** START DATA PROVIDED **
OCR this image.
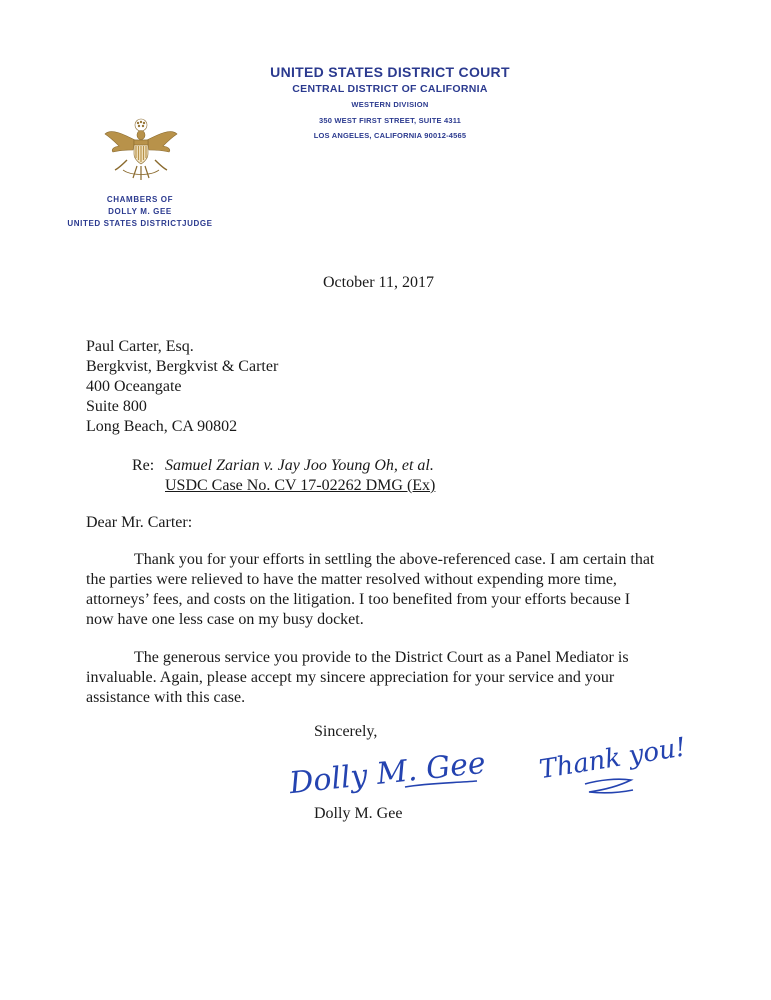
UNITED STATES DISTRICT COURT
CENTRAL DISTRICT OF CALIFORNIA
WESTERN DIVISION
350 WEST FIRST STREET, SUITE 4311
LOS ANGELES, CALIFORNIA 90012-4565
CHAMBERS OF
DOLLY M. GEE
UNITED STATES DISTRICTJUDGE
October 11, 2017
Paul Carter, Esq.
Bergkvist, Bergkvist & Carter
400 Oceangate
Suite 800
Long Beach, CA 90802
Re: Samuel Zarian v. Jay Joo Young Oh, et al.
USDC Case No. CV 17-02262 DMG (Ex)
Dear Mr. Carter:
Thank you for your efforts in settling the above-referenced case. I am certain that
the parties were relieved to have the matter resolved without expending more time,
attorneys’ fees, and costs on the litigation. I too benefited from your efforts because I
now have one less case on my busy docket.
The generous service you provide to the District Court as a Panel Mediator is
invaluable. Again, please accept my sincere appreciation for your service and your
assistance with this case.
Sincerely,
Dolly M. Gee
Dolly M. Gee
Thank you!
** END DATA PROVIDED **
** START DATA PROVIDED **
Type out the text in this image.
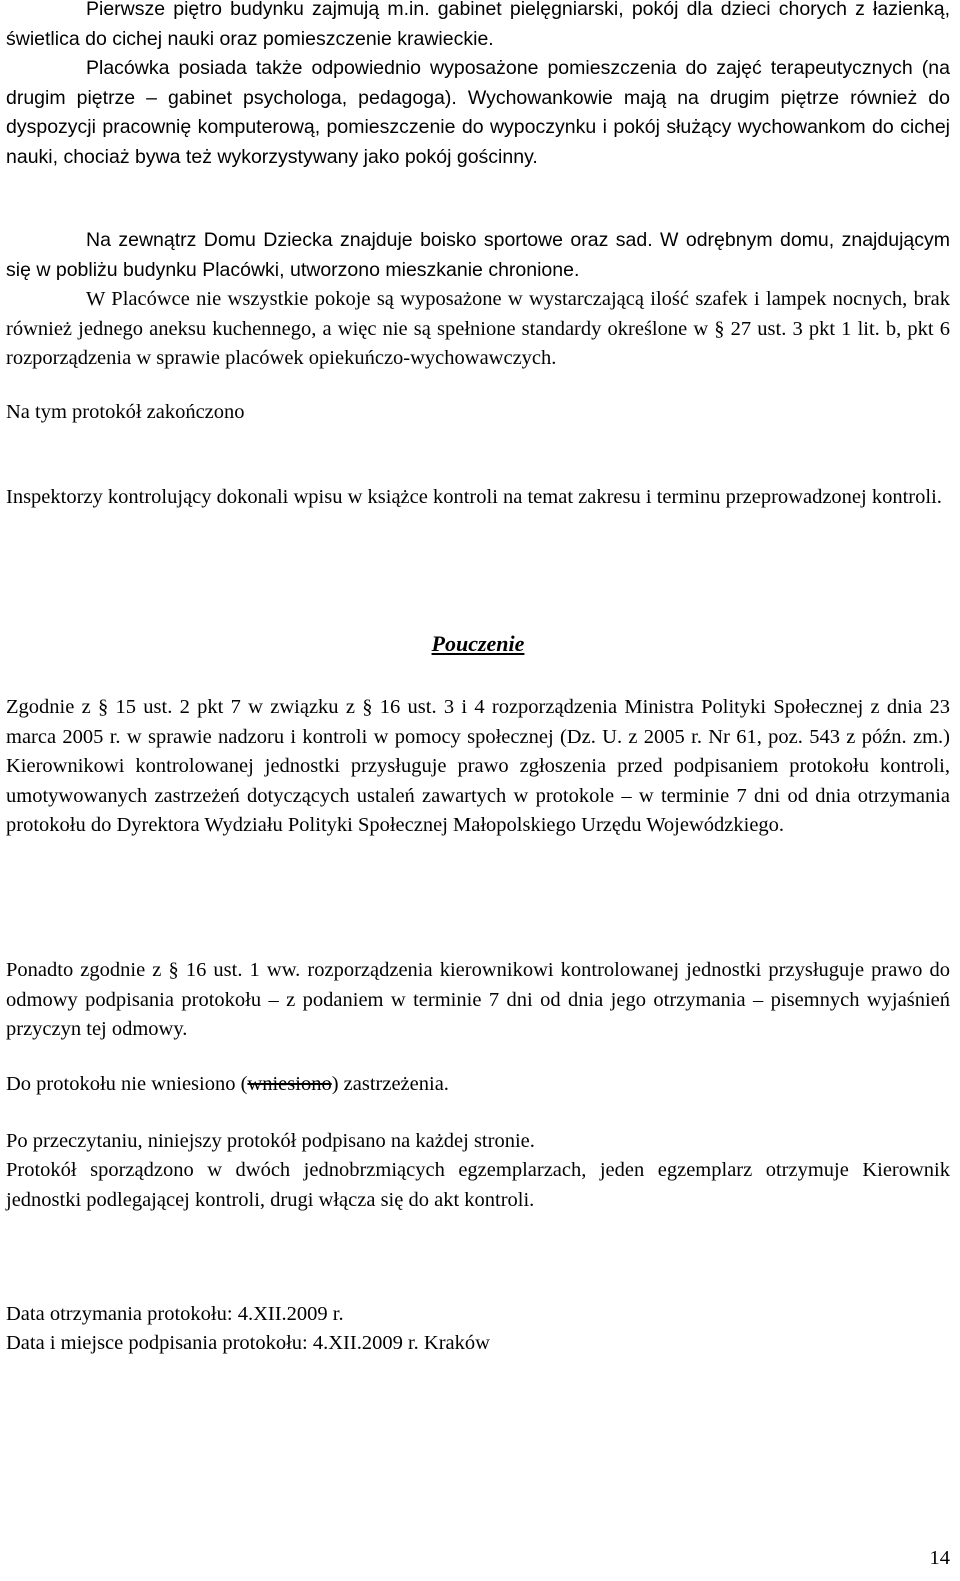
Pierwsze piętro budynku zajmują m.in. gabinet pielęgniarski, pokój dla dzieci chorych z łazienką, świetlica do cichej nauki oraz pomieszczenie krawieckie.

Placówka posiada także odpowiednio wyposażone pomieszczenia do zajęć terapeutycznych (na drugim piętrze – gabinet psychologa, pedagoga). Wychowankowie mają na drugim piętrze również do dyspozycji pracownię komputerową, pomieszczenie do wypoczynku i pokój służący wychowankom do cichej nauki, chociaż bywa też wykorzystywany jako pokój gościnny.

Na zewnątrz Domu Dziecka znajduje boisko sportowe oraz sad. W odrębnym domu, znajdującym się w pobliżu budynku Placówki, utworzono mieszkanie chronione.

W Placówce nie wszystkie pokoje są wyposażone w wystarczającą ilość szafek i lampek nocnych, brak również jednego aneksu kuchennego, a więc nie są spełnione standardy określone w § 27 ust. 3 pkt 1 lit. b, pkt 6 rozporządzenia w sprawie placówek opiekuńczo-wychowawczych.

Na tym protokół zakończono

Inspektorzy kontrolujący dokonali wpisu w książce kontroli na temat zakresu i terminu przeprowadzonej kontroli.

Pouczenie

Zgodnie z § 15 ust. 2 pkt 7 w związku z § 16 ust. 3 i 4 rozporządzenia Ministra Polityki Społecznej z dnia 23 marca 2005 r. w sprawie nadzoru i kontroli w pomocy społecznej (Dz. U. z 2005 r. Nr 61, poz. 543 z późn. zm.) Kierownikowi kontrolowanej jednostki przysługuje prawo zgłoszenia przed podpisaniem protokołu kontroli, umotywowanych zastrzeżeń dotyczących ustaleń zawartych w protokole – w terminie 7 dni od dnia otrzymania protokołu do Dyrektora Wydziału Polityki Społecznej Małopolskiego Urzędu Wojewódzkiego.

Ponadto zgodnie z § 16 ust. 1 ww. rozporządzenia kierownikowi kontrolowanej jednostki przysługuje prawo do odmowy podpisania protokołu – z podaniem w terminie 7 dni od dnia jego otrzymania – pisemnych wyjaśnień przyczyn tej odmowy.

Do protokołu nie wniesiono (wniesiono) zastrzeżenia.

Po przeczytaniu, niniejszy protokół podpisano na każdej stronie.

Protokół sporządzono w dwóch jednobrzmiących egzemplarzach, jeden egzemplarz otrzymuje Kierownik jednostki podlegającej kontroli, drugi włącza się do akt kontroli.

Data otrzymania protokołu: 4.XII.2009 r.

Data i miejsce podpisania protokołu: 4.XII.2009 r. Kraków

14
** END DATA PROVIDED **
### [EXERCISE DESCRIPTION]
Which lines of the data include "gabinet"? Copy each of them.

### [RESULT FOR THIS TASK]
Pierwsze piętro budynku zajmują m.in. gabinet pielęgniarski, pokój dla dzieci chorych z łazienką, świetlica do cichej nauki oraz pomieszczenie krawieckie.
Placówka posiada także odpowiednio wyposażone pomieszczenia do zajęć terapeutycznych (na drugim piętrze – gabinet psychologa, pedagoga). Wychowankowie mają na drugim piętrze również do dyspozycji pracownię komputerową, pomieszczenie do wypoczynku i pokój służący wychowankom do cichej nauki, chociaż bywa też wykorzystywany jako pokój gościnny.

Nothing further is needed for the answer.